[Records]
_ _ _

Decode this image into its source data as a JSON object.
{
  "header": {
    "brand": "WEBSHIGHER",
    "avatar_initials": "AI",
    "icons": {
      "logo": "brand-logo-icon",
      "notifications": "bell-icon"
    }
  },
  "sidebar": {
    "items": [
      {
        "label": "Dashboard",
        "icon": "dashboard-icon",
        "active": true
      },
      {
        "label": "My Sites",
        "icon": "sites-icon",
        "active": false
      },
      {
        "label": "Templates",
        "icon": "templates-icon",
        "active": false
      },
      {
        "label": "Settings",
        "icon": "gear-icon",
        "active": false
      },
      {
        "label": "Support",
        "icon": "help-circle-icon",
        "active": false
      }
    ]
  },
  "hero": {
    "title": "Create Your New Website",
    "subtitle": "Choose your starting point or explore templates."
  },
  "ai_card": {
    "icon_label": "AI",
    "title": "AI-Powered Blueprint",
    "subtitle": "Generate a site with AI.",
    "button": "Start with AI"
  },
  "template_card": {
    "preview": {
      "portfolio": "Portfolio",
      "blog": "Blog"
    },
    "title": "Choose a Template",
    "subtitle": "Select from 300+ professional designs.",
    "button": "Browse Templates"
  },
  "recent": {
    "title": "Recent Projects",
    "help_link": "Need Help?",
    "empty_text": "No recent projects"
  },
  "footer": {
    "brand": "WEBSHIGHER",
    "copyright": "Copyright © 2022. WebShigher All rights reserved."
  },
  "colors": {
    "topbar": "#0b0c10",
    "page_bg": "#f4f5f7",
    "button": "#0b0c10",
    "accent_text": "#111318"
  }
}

_ _ _

Each line above that includes "subtitle" counts once; state the total and nothing more.

• RESULT:
3